Task :: Repeat every entry word for word, but leave the images out of your copy.
[start Provided material]
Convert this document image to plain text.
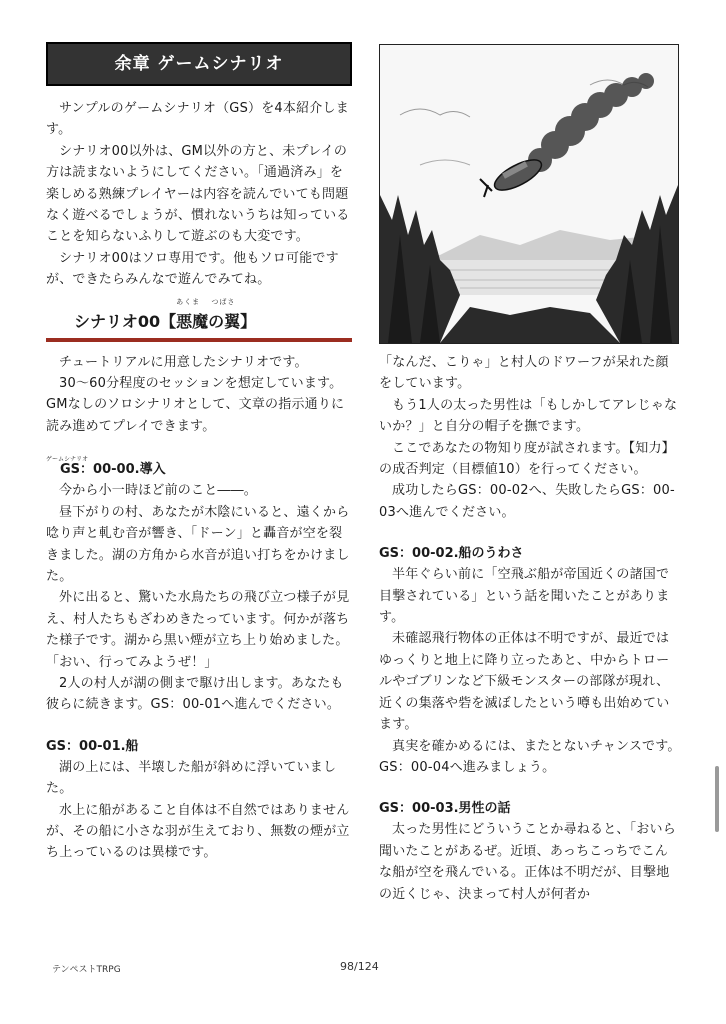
余章 ゲームシナリオ

サンプルのゲームシナリオ（GS）を4本紹介します。

シナリオ00以外は、GM以外の方と、未プレイの方は読まないようにしてください。「通過済み」を楽しめる熟練プレイヤーは内容を読んでいても問題なく遊べるでしょうが、慣れないうちは知っていることを知らないふりして遊ぶのも大変です。

シナリオ00はソロ専用です。他もソロ可能ですが、できたらみんなで遊んでみてね。

シナリオ00【
あくま　 つばさ
悪魔の翼】

チュートリアルに用意したシナリオです。

30〜60分程度のセッションを想定しています。GMなしのソロシナリオとして、文章の指示通りに読み進めてプレイできます。

ゲームシナリオ
GS：00-00.導入

今から小一時ほど前のこと――。

昼下がりの村、あなたが木陰にいると、遠くから唸り声と軋む音が響き、「ドーン」と轟音が空を裂きました。湖の方角から水音が追い打ちをかけました。

外に出ると、驚いた水鳥たちの飛び立つ様子が見え、村人たちもざわめきたっています。何かが落ちた様子です。湖から黒い煙が立ち上り始めました。

「おい、行ってみようぜ！」

2人の村人が湖の側まで駆け出します。あなたも彼らに続きます。GS：00-01へ進んでください。

GS：00-01.船

湖の上には、半壊した船が斜めに浮いていました。

水上に船があること自体は不自然ではありませんが、その船に小さな羽が生えており、無数の煙が立ち上っているのは異様です。

「なんだ、こりゃ」と村人のドワーフが呆れた顔をしています。

もう1人の太った男性は「もしかしてアレじゃないか？」と自分の帽子を撫でます。

ここであなたの物知り度が試されます。【知力】の成否判定（目標値10）を行ってください。

成功したらGS：00-02へ、失敗したらGS：00-03へ進んでください。

GS：00-02.船のうわさ

半年ぐらい前に「空飛ぶ船が帝国近くの諸国で目撃されている」という話を聞いたことがあります。

未確認飛行物体の正体は不明ですが、最近ではゆっくりと地上に降り立ったあと、中からトロールやゴブリンなど下級モンスターの部隊が現れ、近くの集落や砦を滅ぼしたという噂も出始めています。

真実を確かめるには、またとないチャンスです。GS：00-04へ進みましょう。

GS：00-03.男性の話

太った男性にどういうことか尋ねると、「おいら聞いたことがあるぜ。近頃、あっちこっちでこんな船が空を飛んでいる。正体は不明だが、目撃地の近くじゃ、決まって村人が何者か

テンペストTRPG	98/124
[end Provided material]
Full answer ::
Convert this document image to plain text.
余章 ゲームシナリオ

サンプルのゲームシナリオ（GS）を4本紹介します。

シナリオ00以外は、GM以外の方と、未プレイの方は読まないようにしてください。「通過済み」を楽しめる熟練プレイヤーは内容を読んでいても問題なく遊べるでしょうが、慣れないうちは知っていることを知らないふりして遊ぶのも大変です。

シナリオ00はソロ専用です。他もソロ可能ですが、できたらみんなで遊んでみてね。

シナリオ00【
あくま　 つばさ
悪魔の翼】

チュートリアルに用意したシナリオです。

30〜60分程度のセッションを想定しています。GMなしのソロシナリオとして、文章の指示通りに読み進めてプレイできます。

ゲームシナリオ
GS：00-00.導入

今から小一時ほど前のこと――。

昼下がりの村、あなたが木陰にいると、遠くから唸り声と軋む音が響き、「ドーン」と轟音が空を裂きました。湖の方角から水音が追い打ちをかけました。

外に出ると、驚いた水鳥たちの飛び立つ様子が見え、村人たちもざわめきたっています。何かが落ちた様子です。湖から黒い煙が立ち上り始めました。

「おい、行ってみようぜ！」

2人の村人が湖の側まで駆け出します。あなたも彼らに続きます。GS：00-01へ進んでください。

GS：00-01.船

湖の上には、半壊した船が斜めに浮いていました。

水上に船があること自体は不自然ではありませんが、その船に小さな羽が生えており、無数の煙が立ち上っているのは異様です。

「なんだ、こりゃ」と村人のドワーフが呆れた顔をしています。

もう1人の太った男性は「もしかしてアレじゃないか？」と自分の帽子を撫でます。

ここであなたの物知り度が試されます。【知力】の成否判定（目標値10）を行ってください。

成功したらGS：00-02へ、失敗したらGS：00-03へ進んでください。

GS：00-02.船のうわさ

半年ぐらい前に「空飛ぶ船が帝国近くの諸国で目撃されている」という話を聞いたことがあります。

未確認飛行物体の正体は不明ですが、最近ではゆっくりと地上に降り立ったあと、中からトロールやゴブリンなど下級モンスターの部隊が現れ、近くの集落や砦を滅ぼしたという噂も出始めています。

真実を確かめるには、またとないチャンスです。GS：00-04へ進みましょう。

GS：00-03.男性の話

太った男性にどういうことか尋ねると、「おいら聞いたことがあるぜ。近頃、あっちこっちでこんな船が空を飛んでいる。正体は不明だが、目撃地の近くじゃ、決まって村人が何者か

テンペストTRPG	98/124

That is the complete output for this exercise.